** START OF STORED DATA **
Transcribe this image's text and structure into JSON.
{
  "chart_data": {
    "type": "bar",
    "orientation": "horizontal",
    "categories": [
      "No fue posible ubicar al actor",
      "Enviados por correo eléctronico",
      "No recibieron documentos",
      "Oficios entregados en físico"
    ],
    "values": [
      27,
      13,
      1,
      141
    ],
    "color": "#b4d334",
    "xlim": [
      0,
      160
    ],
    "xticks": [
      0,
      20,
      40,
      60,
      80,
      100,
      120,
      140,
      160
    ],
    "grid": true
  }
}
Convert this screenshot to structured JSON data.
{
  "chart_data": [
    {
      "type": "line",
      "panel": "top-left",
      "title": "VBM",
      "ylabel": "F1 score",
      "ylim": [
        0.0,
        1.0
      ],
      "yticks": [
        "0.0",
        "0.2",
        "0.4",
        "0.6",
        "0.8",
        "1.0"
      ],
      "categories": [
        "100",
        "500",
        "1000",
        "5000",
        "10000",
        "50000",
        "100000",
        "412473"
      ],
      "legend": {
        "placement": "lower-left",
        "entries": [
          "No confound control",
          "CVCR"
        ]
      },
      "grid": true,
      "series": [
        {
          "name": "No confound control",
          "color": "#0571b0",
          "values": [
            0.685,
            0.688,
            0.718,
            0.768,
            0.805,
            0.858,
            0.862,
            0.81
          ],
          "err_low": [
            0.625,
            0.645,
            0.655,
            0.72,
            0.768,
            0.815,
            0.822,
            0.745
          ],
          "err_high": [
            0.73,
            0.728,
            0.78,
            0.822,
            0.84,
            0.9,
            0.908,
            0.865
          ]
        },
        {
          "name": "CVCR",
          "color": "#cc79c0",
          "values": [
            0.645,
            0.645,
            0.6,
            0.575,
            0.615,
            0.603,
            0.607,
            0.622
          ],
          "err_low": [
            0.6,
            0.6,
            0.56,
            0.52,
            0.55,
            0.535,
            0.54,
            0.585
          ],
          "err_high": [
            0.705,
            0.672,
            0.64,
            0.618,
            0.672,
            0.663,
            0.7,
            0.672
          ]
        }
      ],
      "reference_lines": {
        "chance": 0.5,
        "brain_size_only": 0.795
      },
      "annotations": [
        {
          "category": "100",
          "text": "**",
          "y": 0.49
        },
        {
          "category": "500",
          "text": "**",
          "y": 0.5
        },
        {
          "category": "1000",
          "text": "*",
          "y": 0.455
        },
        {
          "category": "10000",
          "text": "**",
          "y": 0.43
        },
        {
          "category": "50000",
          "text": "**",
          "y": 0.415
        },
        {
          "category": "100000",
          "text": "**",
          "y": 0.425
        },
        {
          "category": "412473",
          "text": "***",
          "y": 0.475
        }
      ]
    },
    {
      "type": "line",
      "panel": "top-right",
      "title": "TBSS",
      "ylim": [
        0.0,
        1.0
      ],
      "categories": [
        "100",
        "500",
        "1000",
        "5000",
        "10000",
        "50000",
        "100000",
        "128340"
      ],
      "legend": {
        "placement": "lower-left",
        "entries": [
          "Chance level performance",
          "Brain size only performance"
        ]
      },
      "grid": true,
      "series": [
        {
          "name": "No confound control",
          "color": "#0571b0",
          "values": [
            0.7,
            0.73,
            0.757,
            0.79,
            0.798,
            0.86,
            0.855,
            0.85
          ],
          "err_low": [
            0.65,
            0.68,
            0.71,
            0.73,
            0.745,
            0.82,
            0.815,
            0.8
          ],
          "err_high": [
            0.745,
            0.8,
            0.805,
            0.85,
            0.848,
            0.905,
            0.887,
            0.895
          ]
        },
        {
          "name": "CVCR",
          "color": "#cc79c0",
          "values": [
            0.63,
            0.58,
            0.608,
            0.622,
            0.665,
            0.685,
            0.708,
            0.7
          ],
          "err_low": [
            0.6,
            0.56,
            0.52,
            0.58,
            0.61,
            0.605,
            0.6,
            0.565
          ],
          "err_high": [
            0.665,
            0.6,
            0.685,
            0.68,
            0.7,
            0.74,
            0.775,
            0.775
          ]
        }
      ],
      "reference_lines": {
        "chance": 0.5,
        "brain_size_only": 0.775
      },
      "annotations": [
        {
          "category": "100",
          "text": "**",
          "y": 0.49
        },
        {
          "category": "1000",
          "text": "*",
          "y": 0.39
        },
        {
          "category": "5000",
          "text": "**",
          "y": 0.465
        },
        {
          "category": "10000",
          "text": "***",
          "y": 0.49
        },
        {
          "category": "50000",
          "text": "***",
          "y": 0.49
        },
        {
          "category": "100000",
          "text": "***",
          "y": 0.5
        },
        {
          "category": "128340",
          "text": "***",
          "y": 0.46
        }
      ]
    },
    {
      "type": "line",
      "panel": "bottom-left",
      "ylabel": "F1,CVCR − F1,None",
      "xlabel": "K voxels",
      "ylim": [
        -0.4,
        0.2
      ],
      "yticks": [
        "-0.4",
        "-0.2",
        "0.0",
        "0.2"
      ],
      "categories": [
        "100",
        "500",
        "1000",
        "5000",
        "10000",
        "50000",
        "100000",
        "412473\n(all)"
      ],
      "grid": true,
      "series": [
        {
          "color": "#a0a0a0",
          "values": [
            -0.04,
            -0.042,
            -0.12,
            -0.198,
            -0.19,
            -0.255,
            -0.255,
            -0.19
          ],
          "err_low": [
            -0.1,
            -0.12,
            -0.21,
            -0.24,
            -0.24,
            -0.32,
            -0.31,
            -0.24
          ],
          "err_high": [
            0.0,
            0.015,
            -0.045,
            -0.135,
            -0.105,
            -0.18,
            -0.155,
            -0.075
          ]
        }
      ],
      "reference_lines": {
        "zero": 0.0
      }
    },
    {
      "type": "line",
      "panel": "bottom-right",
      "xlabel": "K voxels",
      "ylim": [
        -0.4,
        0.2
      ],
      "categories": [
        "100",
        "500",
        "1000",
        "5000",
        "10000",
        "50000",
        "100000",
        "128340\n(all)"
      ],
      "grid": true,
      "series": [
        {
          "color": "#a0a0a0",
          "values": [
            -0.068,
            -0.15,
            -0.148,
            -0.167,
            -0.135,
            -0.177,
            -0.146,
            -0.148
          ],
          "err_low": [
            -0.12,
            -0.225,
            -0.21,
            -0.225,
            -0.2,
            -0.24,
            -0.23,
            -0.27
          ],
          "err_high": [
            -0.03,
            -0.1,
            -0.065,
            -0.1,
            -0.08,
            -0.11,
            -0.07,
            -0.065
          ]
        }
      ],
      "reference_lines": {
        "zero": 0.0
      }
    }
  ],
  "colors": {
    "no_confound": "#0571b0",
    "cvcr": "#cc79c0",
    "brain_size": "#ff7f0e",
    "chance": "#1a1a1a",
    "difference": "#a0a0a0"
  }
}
** END OF STORED DATA **
WRITTEN PROBLEM ▸ Copy out every line in the listing where the word "bottom" appears.

RIGHT ANSWER ▸
      "panel": "bottom-left",
      "panel": "bottom-right",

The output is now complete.